**INPUT ROWS**
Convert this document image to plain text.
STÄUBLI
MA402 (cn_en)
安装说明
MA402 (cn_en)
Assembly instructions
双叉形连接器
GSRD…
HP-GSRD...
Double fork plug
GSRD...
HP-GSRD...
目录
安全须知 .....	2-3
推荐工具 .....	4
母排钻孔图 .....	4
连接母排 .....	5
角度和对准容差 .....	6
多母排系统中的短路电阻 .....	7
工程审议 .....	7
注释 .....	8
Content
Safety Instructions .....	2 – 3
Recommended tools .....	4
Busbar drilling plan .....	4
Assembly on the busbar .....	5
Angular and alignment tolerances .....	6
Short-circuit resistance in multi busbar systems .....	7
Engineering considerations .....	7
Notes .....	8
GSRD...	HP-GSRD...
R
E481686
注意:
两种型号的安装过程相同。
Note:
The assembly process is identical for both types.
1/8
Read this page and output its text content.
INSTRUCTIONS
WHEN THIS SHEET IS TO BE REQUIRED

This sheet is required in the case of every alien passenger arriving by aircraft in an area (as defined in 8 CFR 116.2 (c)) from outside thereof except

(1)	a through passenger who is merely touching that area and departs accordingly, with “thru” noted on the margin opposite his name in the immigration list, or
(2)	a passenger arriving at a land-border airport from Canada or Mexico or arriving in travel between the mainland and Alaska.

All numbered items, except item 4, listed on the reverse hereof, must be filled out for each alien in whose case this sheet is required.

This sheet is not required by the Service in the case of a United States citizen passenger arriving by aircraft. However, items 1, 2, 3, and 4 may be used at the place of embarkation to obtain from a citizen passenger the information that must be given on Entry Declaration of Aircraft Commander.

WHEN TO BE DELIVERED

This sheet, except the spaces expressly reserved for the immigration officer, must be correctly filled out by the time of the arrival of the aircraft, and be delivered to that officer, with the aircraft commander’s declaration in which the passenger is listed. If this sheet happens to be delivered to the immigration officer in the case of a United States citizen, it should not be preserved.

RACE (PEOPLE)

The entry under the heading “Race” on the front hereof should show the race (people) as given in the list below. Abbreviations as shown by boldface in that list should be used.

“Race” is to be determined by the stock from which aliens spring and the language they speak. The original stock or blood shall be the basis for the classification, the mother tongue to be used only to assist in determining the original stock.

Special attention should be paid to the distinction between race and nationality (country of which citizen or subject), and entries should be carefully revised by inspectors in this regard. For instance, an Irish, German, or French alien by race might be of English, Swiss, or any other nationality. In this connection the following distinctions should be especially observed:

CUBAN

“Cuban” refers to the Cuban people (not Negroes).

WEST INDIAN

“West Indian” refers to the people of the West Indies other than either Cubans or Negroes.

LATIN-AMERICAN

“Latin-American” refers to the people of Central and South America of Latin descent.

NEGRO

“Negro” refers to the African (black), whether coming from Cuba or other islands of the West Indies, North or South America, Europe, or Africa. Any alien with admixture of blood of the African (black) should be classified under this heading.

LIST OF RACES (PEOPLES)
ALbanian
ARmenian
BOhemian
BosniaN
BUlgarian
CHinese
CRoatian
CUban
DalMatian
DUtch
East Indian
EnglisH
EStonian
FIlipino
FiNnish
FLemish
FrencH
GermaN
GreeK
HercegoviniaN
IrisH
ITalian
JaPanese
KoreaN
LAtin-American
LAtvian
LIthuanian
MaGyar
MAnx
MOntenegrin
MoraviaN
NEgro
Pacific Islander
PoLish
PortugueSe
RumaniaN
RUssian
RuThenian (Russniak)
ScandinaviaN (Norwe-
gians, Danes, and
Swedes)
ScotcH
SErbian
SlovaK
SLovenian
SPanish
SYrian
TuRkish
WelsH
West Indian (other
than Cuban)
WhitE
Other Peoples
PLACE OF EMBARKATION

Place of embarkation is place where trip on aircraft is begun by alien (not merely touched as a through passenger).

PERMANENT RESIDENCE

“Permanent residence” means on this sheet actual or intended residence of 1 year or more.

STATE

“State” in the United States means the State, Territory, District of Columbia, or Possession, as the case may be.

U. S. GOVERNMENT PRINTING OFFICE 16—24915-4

**SET EXERCISE**
Gather each line from the listing above that holds "through".

**COMPLETE OUTPUT**
(1)	a through passenger who is merely touching that area and departs accordingly, with “thru” noted on the margin opposite his name in the immigration list, or
Place of embarkation is place where trip on aircraft is begun by alien (not merely touched as a through passenger).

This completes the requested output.